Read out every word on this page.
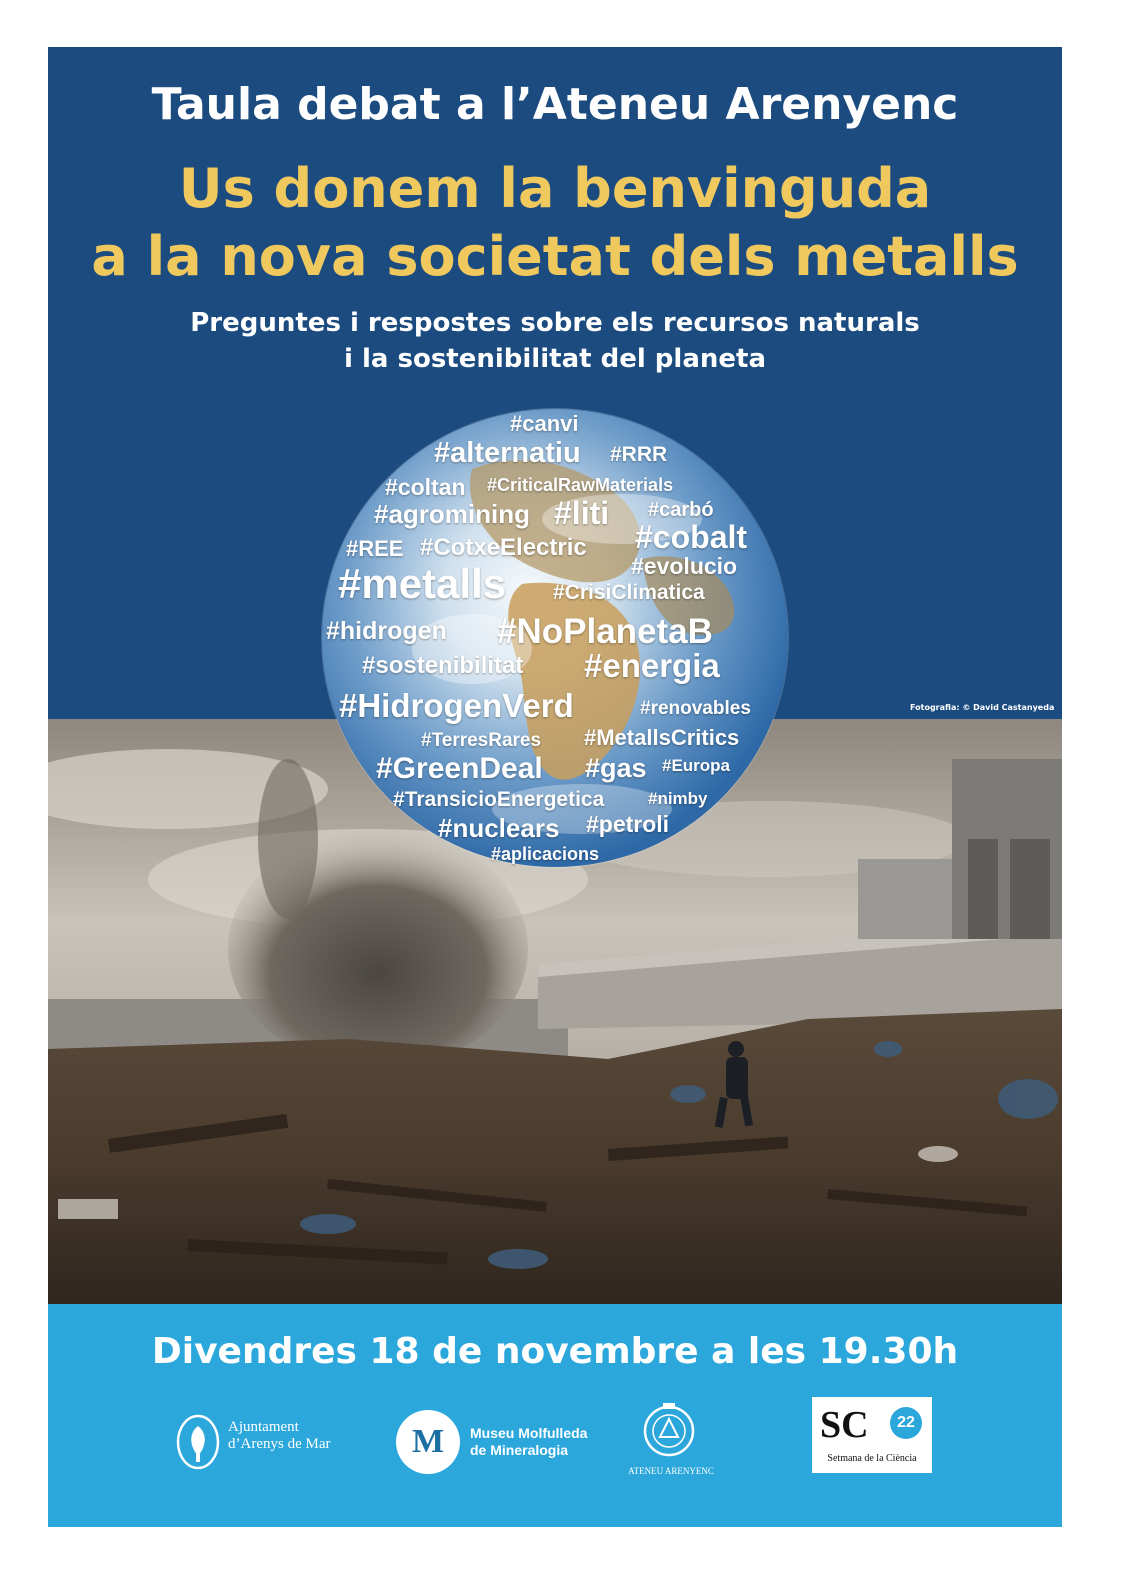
Taula debat a l’Ateneu Arenyenc
Us donem la benvinguda
a la nova societat dels metalls
Preguntes i respostes sobre els recursos naturals
i la sostenibilitat del planeta
Fotografia: © David Castanyeda
#canvi
#alternatiu #RRR
#coltan #CriticalRawMaterials
#agromining #liti #carbó
#REE #CotxeElectric #cobalt
#evolucio
#metalls #CrisiClimatica
#hidrogen #NoPlanetaB
#sostenibilitat #energia
#HidrogenVerd	#renovables
#TerresRares #MetallsCritics
#GreenDeal #gas #Europa
#TransicioEnergetica	#nimby
#nuclears #petroli
#aplicacions
Divendres 18 de novembre a les 19.30h
Ajuntament
d’Arenys de Mar M Museu Molfulleda
de Mineralogia
ATENEU ARENYENC
SC	22
Setmana de la Ciència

------------------------------------------------

### Task statement
Omit every image. Quote each record exactly.

### Response to the task
Read out every word on this page.
Taula debat a l’Ateneu Arenyenc
Us donem la benvinguda
a la nova societat dels metalls
Preguntes i respostes sobre els recursos naturals
i la sostenibilitat del planeta
Fotografia: © David Castanyeda
#canvi
#alternatiu #RRR
#coltan #CriticalRawMaterials
#agromining #liti #carbó
#REE #CotxeElectric #cobalt
#evolucio
#metalls #CrisiClimatica
#hidrogen #NoPlanetaB
#sostenibilitat #energia
#HidrogenVerd	#renovables
#TerresRares #MetallsCritics
#GreenDeal #gas #Europa
#TransicioEnergetica	#nimby
#nuclears #petroli
#aplicacions
Divendres 18 de novembre a les 19.30h
Ajuntament
d’Arenys de Mar M Museu Molfulleda
de Mineralogia
ATENEU ARENYENC
SC	22
Setmana de la Ciència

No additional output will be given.